TASK GOAL ->
Search the material below for the string "text" and extract each line that has it.

----

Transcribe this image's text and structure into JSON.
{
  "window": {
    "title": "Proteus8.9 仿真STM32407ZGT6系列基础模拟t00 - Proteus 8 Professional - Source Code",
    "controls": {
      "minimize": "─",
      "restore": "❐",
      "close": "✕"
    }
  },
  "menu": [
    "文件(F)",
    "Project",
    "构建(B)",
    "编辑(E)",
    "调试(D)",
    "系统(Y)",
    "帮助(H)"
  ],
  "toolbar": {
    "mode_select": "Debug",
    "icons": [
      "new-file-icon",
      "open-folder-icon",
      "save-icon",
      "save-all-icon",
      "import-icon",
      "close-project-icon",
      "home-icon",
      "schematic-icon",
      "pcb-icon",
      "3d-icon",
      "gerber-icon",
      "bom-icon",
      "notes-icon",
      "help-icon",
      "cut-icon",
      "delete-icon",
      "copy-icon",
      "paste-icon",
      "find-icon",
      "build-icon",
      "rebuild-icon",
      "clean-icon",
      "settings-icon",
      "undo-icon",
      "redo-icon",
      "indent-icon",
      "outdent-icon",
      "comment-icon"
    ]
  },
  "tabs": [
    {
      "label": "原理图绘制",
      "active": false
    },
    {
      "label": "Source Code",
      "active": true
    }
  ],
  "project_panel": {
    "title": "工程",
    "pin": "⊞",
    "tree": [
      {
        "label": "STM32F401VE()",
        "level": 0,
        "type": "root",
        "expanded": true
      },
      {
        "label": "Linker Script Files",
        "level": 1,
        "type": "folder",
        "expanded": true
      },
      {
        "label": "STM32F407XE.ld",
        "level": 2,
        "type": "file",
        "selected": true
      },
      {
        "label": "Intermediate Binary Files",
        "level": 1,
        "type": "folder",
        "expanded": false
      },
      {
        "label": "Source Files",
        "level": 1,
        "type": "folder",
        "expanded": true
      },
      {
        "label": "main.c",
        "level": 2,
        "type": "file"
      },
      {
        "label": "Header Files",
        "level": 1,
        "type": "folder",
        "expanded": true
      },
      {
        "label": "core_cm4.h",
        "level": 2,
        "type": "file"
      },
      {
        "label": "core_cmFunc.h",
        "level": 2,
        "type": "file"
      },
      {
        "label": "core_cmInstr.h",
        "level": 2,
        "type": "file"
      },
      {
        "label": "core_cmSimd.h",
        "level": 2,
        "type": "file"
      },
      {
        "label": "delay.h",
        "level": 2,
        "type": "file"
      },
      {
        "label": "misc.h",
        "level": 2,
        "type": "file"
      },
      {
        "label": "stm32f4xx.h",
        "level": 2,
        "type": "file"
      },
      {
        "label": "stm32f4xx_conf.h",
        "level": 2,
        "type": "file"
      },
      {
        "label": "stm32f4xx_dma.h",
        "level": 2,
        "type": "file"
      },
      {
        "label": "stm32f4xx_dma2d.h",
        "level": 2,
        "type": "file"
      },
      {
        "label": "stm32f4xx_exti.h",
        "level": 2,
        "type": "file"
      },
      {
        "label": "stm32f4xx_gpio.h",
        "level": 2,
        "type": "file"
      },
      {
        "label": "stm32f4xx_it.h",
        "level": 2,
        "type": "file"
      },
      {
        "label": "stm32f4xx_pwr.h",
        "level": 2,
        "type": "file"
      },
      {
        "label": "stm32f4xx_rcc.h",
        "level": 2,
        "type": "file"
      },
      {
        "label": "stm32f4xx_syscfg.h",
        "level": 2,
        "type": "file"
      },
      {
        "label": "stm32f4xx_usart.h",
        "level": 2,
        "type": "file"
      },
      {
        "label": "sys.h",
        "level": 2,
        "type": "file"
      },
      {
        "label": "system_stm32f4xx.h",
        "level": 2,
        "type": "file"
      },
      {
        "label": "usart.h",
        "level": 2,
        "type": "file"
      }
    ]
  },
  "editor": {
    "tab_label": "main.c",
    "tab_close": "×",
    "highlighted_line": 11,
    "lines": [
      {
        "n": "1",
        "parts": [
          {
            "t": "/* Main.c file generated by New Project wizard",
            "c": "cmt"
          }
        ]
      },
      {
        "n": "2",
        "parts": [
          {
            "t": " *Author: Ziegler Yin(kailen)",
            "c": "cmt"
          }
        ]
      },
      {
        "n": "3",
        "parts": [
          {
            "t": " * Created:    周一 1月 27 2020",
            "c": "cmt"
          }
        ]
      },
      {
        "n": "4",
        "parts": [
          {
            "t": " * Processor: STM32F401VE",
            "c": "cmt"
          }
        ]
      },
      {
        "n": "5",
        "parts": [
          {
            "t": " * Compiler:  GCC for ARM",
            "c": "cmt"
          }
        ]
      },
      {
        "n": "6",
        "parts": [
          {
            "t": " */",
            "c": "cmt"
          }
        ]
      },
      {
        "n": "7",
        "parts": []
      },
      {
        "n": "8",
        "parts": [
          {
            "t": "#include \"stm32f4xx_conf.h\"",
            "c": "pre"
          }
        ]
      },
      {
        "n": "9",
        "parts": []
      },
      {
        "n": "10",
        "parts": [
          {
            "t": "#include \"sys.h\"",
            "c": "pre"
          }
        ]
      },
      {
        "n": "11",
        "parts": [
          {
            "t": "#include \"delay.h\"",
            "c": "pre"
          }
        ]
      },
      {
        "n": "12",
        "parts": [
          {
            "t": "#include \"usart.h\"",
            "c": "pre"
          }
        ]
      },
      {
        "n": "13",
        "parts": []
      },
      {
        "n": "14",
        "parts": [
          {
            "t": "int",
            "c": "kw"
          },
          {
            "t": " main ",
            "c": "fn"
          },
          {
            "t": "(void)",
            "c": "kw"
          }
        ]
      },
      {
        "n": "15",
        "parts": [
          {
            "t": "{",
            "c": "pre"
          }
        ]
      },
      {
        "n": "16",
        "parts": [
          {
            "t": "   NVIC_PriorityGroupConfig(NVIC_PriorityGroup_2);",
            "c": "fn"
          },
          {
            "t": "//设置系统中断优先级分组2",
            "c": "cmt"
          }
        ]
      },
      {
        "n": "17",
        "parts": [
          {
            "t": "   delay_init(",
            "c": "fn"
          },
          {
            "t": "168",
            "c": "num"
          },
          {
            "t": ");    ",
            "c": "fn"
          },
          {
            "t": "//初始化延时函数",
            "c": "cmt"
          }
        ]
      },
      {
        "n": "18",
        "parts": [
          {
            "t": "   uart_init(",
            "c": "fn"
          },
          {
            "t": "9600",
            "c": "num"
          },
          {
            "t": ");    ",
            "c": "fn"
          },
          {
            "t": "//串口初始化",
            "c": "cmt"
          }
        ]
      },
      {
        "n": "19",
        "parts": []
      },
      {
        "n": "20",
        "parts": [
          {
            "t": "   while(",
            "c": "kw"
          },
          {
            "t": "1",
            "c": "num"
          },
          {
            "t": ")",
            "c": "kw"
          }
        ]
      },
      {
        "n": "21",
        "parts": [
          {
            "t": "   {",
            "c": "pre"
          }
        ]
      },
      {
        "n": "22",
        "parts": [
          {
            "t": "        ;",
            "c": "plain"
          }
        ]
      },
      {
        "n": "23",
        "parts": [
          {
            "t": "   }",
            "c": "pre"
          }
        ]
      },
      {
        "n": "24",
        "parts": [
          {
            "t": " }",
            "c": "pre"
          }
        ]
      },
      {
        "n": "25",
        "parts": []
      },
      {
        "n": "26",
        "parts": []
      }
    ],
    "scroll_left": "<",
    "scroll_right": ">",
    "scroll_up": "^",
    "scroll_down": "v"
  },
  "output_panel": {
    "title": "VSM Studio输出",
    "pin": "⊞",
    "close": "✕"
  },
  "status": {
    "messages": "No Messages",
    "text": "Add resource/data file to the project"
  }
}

----

ANSWER BELOW ->
Transcribe this image's text and structure into JSON.
    "text": "Add resource/data file to the project"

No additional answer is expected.